* _UIT TE VOEREN OPDRACHTEN_
a - Neem uit de liturgische tekst letterlijk over wat begint bij "In de schaduw" en eindigt bij "van alle eeuwen.".
b - Schrijf de liturgische tekst verder vanaf het punt waar hij ophoudt.

* _PAGINATEKST_

Lied 765: “Stilte nu” (psalm 65)

Gebed

In de schaduw van uw vleugels
Waken wij met uw licht voor ogen,
Bidden wij het donker door,
Zingen wij van zorgen vrij.
Kom in deze stilte ons tegemoet
Licht in ons hart zodat wij mogen zien,
Doe ons branden van liefde
Opdat Gij in ons geboren wordt,
God van alle eeuwen.

Inleiding op de lezingen

In de commentaar op de Thora wezen de rabbijnen op 4 belangrijke nachten in de heilsgeschiedenis. De eerste nacht was die van de schepping, toen de Geest van Adonai boven de wateren zweefde en God een engagement aanging met de chaotische kosmos. In de tweede belangrijke nacht stond Abraham buiten zijn tent en werd hij overweldigd door de natuur en door Gods aanwezigheid, het was nacht van het verbond tussen God en een mens. De derde belangrijke nacht had plaats toen het volk door de moerassen van de Rietzee wegvluchtte naar de woestijn. Het was de nacht van bevrijding en vrijheid, omdat men durfde vertrouwen in die zei ‘Ik ben die zal zijn’. En de vierde nacht, zo zeggen de rabbijnen, moet nog komen. Het is de nacht van de Messias, de nacht waarin verlossing en vrede definitief over de aarde zullen heersen, de nacht waarin een nieuwe schepping zal ontstaan.

* _GEGEVENSBLOK_
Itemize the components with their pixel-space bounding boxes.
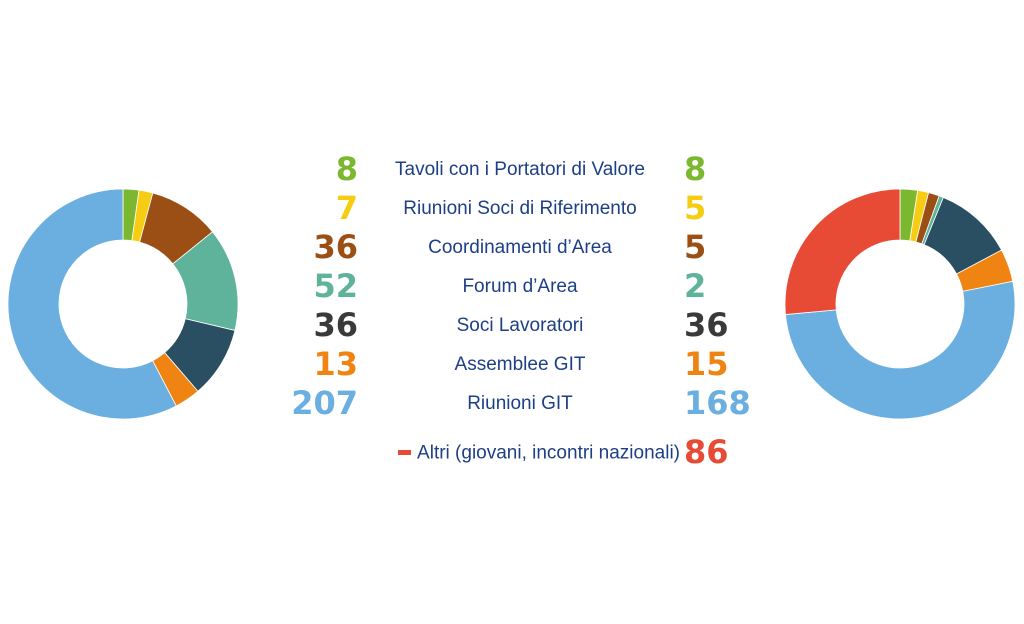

* _ANTWOORDEN PER OPDRACHT_
a -
In de schaduw van uw vleugels
Waken wij met uw licht voor ogen,
Bidden wij het donker door,
Zingen wij van zorgen vrij.
Kom in deze stilte ons tegemoet
Licht in ons hart zodat wij mogen zien,
Doe ons branden van liefde
Opdat Gij in ons geboren wordt,
God van alle eeuwen.

b -
Elke keer was de nacht een tijd van openbaring. Ook wij gaan samen die nacht in, de vierde nacht, gedragen door de symbolen van het vuur en het water. De vrede is niet definitief en evenmin de verlossing, maar we vieren in deze nacht dat er ooit een begin werd gemaakt en dat het de opdracht van ons is om dat onnoembaar begin tot voltooiing te brengen.
We luisteren nu naar het verhaal van de eerste nacht: over de verhouding van chaos en kosmos.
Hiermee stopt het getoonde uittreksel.